Kingsrow uses lmr and a pruning mechanism that is different than mpc. I tried replacing its pruning mechanism with scan's mpc, and didn't see any appreciable difference in depth searched. My lmr parameters are less aggressive than scan's, so I tried scan's. With this change kingsrow's nominal search depth was deeper, but average leaf depth didn't really change much. In general scan's nominal search depth is deeper than kingsrow, but average leaf depths are a lot closer. I then ran an engine match between this new test version of kingsrow using scan's lmr and mpc against a baseline kingsrow. The baseline code was better.

Kingsrow's search is MTD-f. It's very possible that settings that work well in PVS work differently in MTD.

I browsed the scan sources a bit and was curious about a couple of things, maybe you could comment on them. I didn't see any use of internal iterative deepening to get a good move for move ordering when there is no hashtable move. I'm sure I tested IID and found an improvement in node counts, and I thought it was kind of a standard technique in chess programs. Did you try it and find it didn't work well in scan?

# # # # #

Your goal
Please answer these from the post on Kingsrow's search:
(a) What search algorithm does Kingsrow use?
(b) In the engine match against the test version using scan's lmr and mpc, which code did better?
(c) Which technique for finding a move-ordering move when there is no hashtable move did the writer not see in the scan sources?
The lines after this point come from a different source.

Extracted material
# # # # #

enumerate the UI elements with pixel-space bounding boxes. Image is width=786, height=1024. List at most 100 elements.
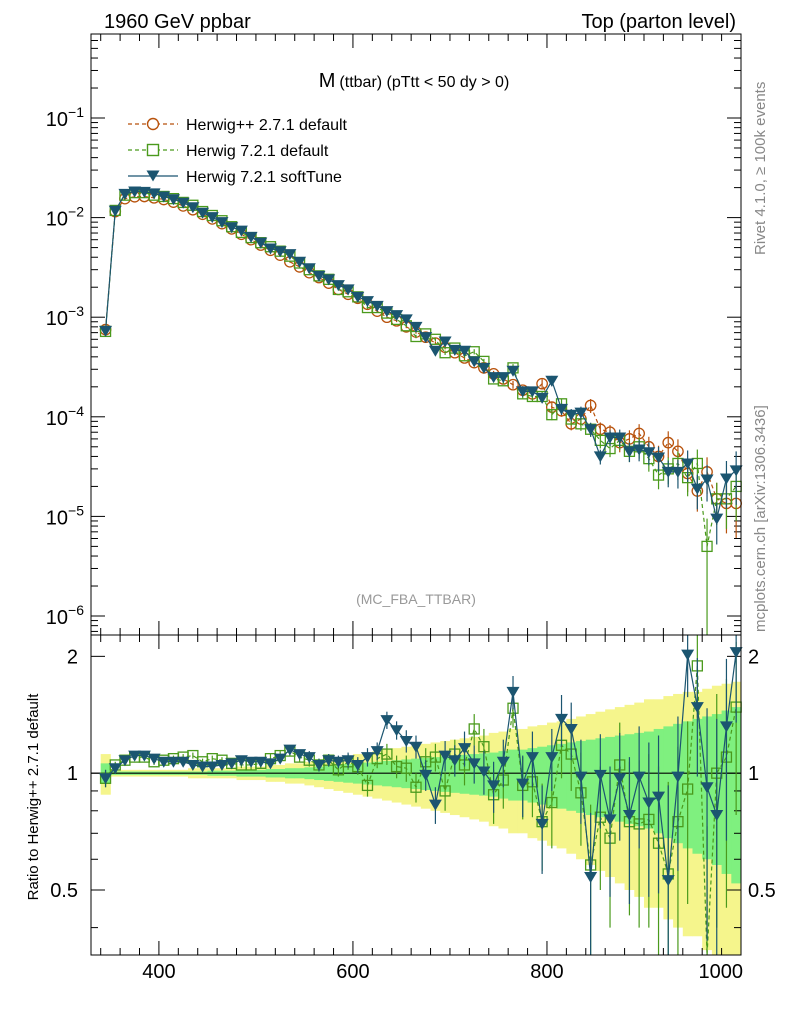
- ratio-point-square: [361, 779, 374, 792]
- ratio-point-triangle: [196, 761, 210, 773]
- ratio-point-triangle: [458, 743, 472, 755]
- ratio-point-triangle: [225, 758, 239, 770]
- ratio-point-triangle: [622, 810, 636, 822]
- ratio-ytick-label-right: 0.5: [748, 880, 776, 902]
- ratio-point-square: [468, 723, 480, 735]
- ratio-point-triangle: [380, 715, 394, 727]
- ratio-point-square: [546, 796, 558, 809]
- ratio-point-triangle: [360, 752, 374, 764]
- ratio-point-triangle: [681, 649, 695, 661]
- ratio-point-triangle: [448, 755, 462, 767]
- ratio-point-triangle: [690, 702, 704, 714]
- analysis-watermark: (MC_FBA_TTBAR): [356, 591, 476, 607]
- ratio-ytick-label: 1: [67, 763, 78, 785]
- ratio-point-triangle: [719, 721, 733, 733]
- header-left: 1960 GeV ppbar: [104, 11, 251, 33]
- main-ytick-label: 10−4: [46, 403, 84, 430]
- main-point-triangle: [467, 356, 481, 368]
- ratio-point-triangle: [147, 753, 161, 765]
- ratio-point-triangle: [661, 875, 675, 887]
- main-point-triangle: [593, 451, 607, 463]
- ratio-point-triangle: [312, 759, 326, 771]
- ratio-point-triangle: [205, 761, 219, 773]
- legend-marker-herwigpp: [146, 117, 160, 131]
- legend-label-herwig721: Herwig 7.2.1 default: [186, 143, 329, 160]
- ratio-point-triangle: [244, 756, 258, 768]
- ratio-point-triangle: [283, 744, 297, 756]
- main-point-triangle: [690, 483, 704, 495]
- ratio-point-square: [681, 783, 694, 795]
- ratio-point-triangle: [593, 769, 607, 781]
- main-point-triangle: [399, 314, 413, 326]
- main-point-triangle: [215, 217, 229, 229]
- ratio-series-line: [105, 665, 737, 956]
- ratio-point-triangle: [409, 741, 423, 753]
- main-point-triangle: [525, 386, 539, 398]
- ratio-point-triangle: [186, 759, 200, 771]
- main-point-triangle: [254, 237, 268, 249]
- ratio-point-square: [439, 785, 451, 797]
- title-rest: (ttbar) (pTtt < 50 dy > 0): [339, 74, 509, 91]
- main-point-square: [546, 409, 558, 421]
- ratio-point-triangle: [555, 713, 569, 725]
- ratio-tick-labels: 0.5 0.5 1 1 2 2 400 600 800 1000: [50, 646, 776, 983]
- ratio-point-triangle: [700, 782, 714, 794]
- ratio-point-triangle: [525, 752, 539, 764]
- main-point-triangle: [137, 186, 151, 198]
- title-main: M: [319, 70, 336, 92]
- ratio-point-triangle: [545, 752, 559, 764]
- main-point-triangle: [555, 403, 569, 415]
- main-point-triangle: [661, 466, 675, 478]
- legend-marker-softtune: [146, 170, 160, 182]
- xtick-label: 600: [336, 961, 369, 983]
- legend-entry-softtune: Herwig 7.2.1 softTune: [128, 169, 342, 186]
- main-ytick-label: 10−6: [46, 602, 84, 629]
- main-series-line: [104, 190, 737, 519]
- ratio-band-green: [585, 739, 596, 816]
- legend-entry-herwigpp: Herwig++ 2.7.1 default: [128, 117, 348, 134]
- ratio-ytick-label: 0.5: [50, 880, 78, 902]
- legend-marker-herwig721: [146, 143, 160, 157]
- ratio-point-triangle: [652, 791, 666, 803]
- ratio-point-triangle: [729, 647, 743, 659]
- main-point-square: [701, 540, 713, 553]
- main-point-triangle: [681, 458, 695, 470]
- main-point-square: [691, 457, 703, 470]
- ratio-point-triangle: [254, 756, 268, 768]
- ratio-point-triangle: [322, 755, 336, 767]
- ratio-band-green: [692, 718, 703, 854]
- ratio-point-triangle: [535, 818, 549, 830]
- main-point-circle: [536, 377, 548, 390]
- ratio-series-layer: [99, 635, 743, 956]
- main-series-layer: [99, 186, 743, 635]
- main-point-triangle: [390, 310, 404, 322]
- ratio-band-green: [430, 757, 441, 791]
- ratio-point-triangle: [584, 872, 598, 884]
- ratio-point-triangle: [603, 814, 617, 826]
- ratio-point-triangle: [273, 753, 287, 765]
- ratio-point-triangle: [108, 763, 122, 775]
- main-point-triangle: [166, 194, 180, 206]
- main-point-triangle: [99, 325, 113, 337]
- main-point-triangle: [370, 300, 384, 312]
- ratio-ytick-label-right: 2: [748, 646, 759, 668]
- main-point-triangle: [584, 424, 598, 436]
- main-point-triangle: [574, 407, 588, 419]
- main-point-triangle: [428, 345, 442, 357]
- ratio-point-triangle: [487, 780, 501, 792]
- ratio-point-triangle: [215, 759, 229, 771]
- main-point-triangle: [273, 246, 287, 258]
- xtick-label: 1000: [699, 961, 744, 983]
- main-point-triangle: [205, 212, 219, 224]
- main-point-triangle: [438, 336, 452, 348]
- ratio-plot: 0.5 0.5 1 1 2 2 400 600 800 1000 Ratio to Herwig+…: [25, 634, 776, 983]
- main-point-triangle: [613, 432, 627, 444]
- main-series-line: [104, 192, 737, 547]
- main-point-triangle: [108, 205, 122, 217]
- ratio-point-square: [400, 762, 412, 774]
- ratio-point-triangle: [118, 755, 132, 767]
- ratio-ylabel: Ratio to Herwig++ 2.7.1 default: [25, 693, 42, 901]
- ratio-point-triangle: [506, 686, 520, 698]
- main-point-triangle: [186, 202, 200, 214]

# # # # #

Answer below
(a) MTD-f.
(b) The baseline Kingsrow code.
(c) Internal iterative deepening.